Restate each of the lines below word for word and drop every picture.

• **Entries shown**
------------------------------------

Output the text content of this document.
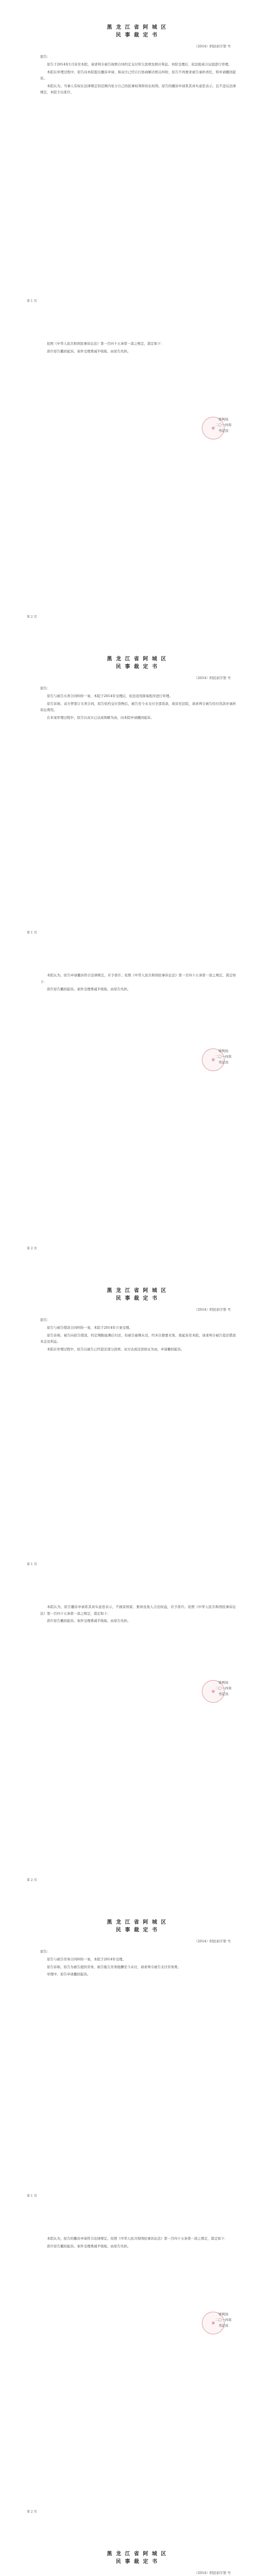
黑 龙 江 省 阿 城 区
民 事 裁 定 书
（2014）阿民初字第 号
原告：

原告于2014年1月诉至本院，请求判令被告按照合同约定支付所欠款项及相应利息。本院受理后，依法组成合议庭进行审理。

本院在审理过程中，原告向本院提出撤诉申请，称双方已经自行协商解决相关纠纷，原告不再要求被告承担责任，特申请撤回起诉。

本院认为，当事人有权在法律规定的范围内处分自己的民事权利和诉讼权利。原告的撤诉申请系其真实意思表示，且不违反法律规定，本院予以准许。

第 1 页

依照《中华人民共和国民事诉讼法》第一百四十五条第一款之规定，裁定如下：

准许原告撤回起诉。案件受理费减半收取，由原告负担。

★
审判员
二〇一四年
书记员
第 2 页
黑 龙 江 省 阿 城 区
民 事 裁 定 书
（2014）阿民初字第 号
原告：

原告与被告买卖合同纠纷一案，本院于2014年受理后，依法适用简易程序进行审理。

原告诉称，双方曾签订买卖合同，原告依约交付货物后，被告至今未支付全部货款，故诉至法院，请求判令被告给付货款并承担诉讼费用。

在本案审理过程中，原告以双方已达成和解为由，向本院申请撤回起诉。

第 1 页

本院认为，原告申请撤诉符合法律规定，应予准许。依照《中华人民共和国民事诉讼法》第一百四十五条第一款之规定，裁定如下：

准许原告撤回起诉。案件受理费减半收取，由原告负担。

★
审判员
二〇一四年
书记员
第 2 页
黑 龙 江 省 阿 城 区
民 事 裁 定 书
（2014）阿民初字第 号
原告：

原告与被告借款合同纠纷一案，本院于2014年立案受理。

原告诉称，被告向原告借款，约定期限届满后归还，但被告逾期未还，经多次催要无果，故起诉至本院，请求判令被告偿还借款本金及利息。

本院在审理过程中，原告以被告已经偿还部分款项、双方达成还款协议为由，申请撤回起诉。

第 1 页

本院认为，原告撤诉申请系其真实意思表示，不损害国家、集体及他人合法权益，应予准许。依照《中华人民共和国民事诉讼法》第一百四十五条第一款之规定，裁定如下：

准许原告撤回起诉。案件受理费减半收取，由原告负担。

★
审判员
二〇一四年
书记员
第 2 页
黑 龙 江 省 阿 城 区
民 事 裁 定 书
（2014）阿民初字第 号
原告：

原告与被告劳务合同纠纷一案，本院于2014年受理。

原告诉称，原告为被告提供劳务，被告拖欠劳务报酬至今未付，请求判令被告支付劳务费。

审理中，原告申请撤回起诉。

第 1 页

本院认为，原告的撤诉申请符合法律规定。依照《中华人民共和国民事诉讼法》第一百四十五条第一款之规定，裁定如下：

准许原告撤回起诉。案件受理费减半收取，由原告负担。

★
审判员
二〇一四年
书记员
第 2 页
黑 龙 江 省 阿 城 区
民 事 裁 定 书
（2014）阿民初字第 号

------------------------------------

• **Final result**
Output the text content of this document.
黑 龙 江 省 阿 城 区
民 事 裁 定 书
（2014）阿民初字第 号
原告：

原告于2014年1月诉至本院，请求判令被告按照合同约定支付所欠款项及相应利息。本院受理后，依法组成合议庭进行审理。

本院在审理过程中，原告向本院提出撤诉申请，称双方已经自行协商解决相关纠纷，原告不再要求被告承担责任，特申请撤回起诉。

本院认为，当事人有权在法律规定的范围内处分自己的民事权利和诉讼权利。原告的撤诉申请系其真实意思表示，且不违反法律规定，本院予以准许。

第 1 页

依照《中华人民共和国民事诉讼法》第一百四十五条第一款之规定，裁定如下：

准许原告撤回起诉。案件受理费减半收取，由原告负担。

★
审判员
二〇一四年
书记员
第 2 页
黑 龙 江 省 阿 城 区
民 事 裁 定 书
（2014）阿民初字第 号
原告：

原告与被告买卖合同纠纷一案，本院于2014年受理后，依法适用简易程序进行审理。

原告诉称，双方曾签订买卖合同，原告依约交付货物后，被告至今未支付全部货款，故诉至法院，请求判令被告给付货款并承担诉讼费用。

在本案审理过程中，原告以双方已达成和解为由，向本院申请撤回起诉。

第 1 页

本院认为，原告申请撤诉符合法律规定，应予准许。依照《中华人民共和国民事诉讼法》第一百四十五条第一款之规定，裁定如下：

准许原告撤回起诉。案件受理费减半收取，由原告负担。

★
审判员
二〇一四年
书记员
第 2 页
黑 龙 江 省 阿 城 区
民 事 裁 定 书
（2014）阿民初字第 号
原告：

原告与被告借款合同纠纷一案，本院于2014年立案受理。

原告诉称，被告向原告借款，约定期限届满后归还，但被告逾期未还，经多次催要无果，故起诉至本院，请求判令被告偿还借款本金及利息。

本院在审理过程中，原告以被告已经偿还部分款项、双方达成还款协议为由，申请撤回起诉。

第 1 页

本院认为，原告撤诉申请系其真实意思表示，不损害国家、集体及他人合法权益，应予准许。依照《中华人民共和国民事诉讼法》第一百四十五条第一款之规定，裁定如下：

准许原告撤回起诉。案件受理费减半收取，由原告负担。

★
审判员
二〇一四年
书记员
第 2 页
黑 龙 江 省 阿 城 区
民 事 裁 定 书
（2014）阿民初字第 号
原告：

原告与被告劳务合同纠纷一案，本院于2014年受理。

原告诉称，原告为被告提供劳务，被告拖欠劳务报酬至今未付，请求判令被告支付劳务费。

审理中，原告申请撤回起诉。

第 1 页

本院认为，原告的撤诉申请符合法律规定。依照《中华人民共和国民事诉讼法》第一百四十五条第一款之规定，裁定如下：

准许原告撤回起诉。案件受理费减半收取，由原告负担。

★
审判员
二〇一四年
书记员
第 2 页
黑 龙 江 省 阿 城 区
民 事 裁 定 书
（2014）阿民初字第 号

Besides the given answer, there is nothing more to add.